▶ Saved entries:
========================================================================

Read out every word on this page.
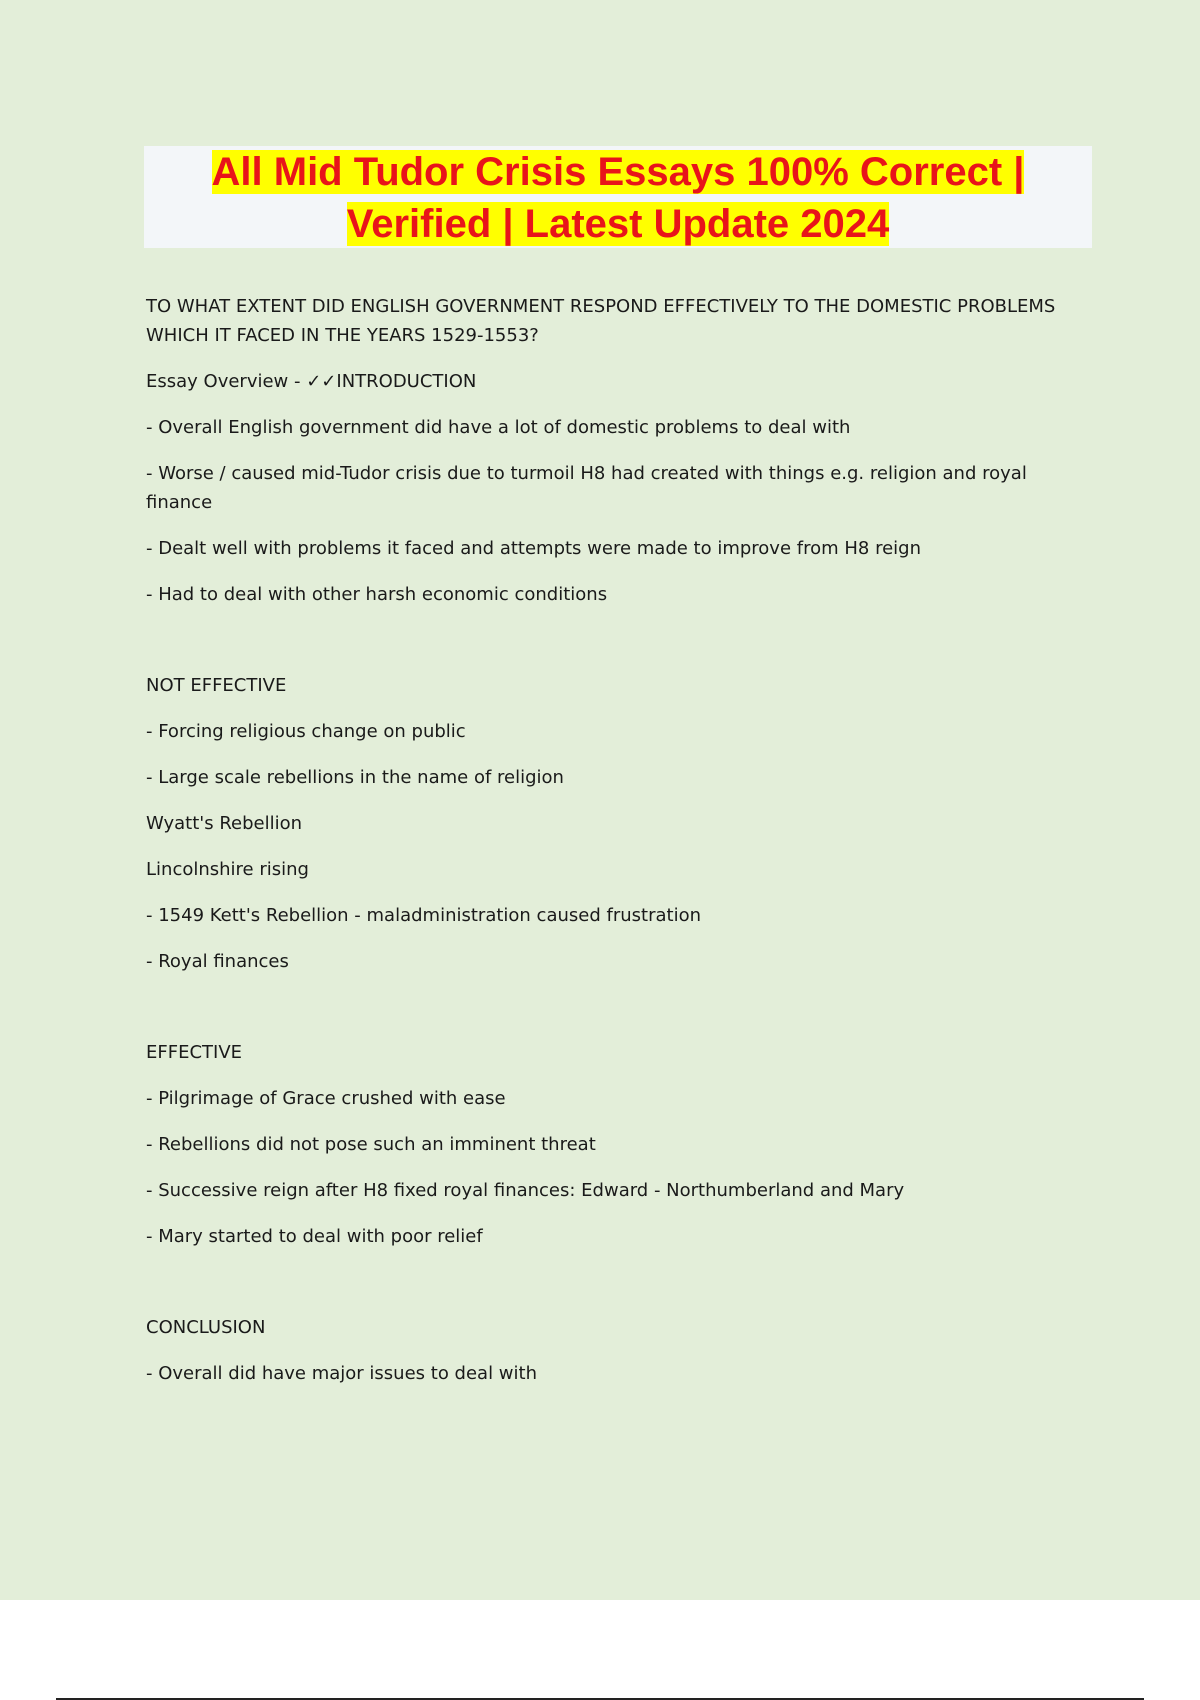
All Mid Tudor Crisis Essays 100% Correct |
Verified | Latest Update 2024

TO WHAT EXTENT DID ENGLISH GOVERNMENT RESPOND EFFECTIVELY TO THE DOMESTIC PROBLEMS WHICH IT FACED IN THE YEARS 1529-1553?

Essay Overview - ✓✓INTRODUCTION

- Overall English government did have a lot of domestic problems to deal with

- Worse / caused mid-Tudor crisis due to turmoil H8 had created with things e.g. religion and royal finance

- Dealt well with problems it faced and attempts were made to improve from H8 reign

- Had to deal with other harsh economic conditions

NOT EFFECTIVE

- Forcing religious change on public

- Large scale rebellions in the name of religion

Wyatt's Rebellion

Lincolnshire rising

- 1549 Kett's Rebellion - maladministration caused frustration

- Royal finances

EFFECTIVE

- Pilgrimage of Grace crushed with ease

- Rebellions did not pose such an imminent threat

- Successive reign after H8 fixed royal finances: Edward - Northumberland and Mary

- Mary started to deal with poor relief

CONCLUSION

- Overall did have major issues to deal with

========================================================================

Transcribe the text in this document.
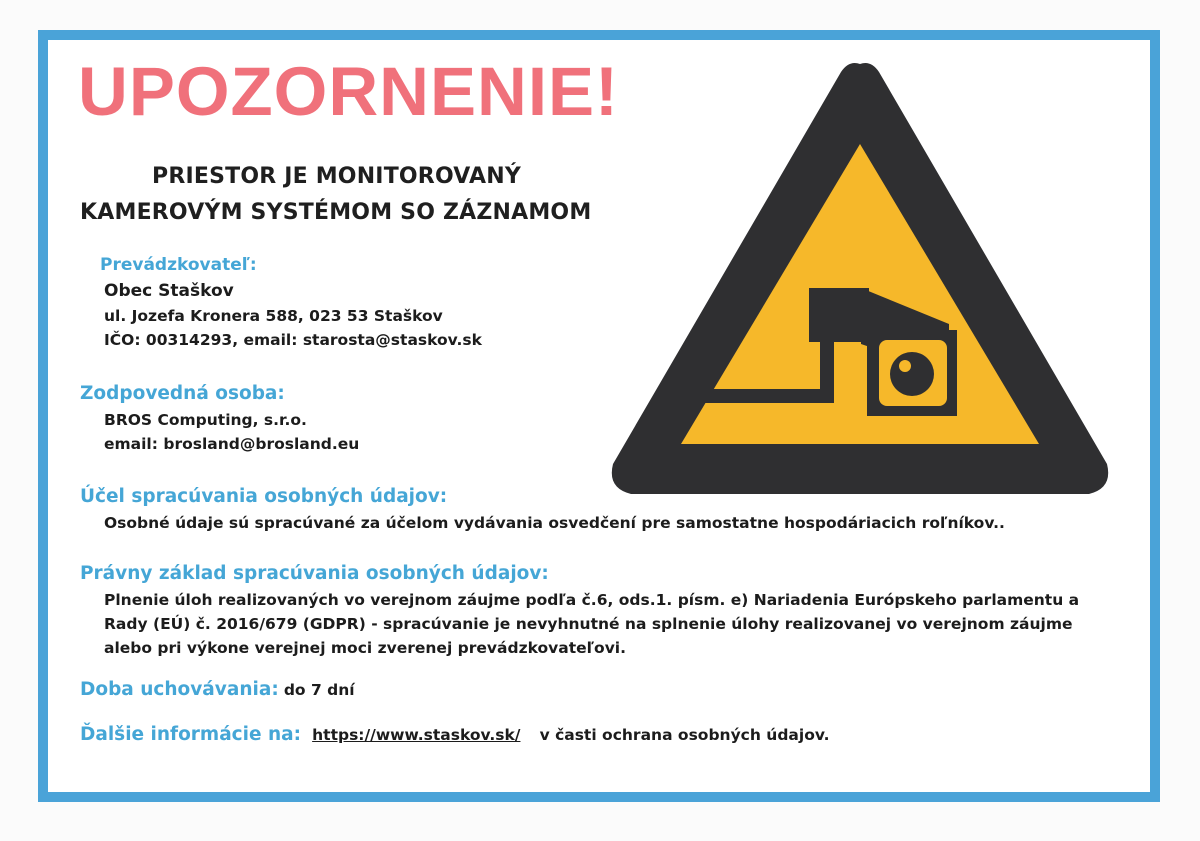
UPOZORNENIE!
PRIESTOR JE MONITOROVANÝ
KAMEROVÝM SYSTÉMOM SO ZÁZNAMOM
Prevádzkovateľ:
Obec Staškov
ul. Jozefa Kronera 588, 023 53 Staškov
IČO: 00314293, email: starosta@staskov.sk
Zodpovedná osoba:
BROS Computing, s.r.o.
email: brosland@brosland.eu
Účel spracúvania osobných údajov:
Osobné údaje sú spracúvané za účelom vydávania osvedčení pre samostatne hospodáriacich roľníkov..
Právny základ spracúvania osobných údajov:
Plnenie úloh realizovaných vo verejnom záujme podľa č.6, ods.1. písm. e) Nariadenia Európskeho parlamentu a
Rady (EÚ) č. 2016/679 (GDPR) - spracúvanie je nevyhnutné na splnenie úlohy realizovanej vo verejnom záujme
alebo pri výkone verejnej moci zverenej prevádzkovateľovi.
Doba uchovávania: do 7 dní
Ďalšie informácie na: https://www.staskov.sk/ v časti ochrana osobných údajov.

========================================================================

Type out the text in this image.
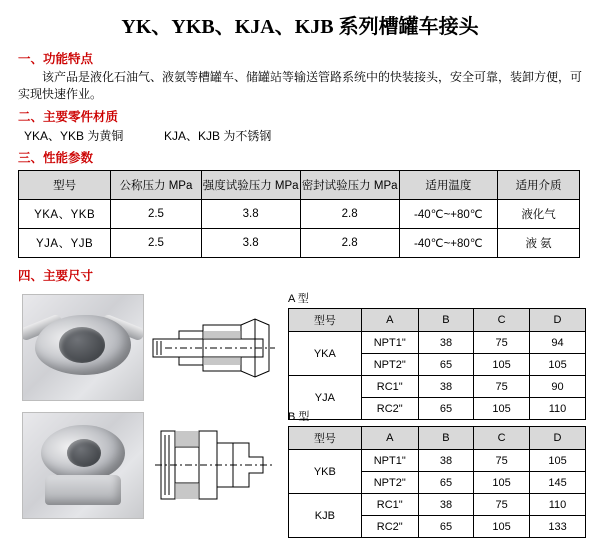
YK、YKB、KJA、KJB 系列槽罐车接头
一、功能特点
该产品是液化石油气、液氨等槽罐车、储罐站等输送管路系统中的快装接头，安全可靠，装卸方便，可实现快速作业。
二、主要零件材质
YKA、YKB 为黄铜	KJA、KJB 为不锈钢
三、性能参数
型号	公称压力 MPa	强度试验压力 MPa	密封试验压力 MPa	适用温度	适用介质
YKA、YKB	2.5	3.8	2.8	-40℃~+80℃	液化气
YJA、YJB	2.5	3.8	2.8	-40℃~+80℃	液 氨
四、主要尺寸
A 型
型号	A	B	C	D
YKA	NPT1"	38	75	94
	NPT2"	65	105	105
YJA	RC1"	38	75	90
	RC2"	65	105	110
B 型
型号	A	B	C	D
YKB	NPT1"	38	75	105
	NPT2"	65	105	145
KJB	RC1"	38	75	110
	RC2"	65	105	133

========================================================================

▶ Your task: Where a line above holds the string "finances", show that line.

▶ Final result:
- Royal finances
- Successive reign after H8 fixed royal finances: Edward - Northumberland and Mary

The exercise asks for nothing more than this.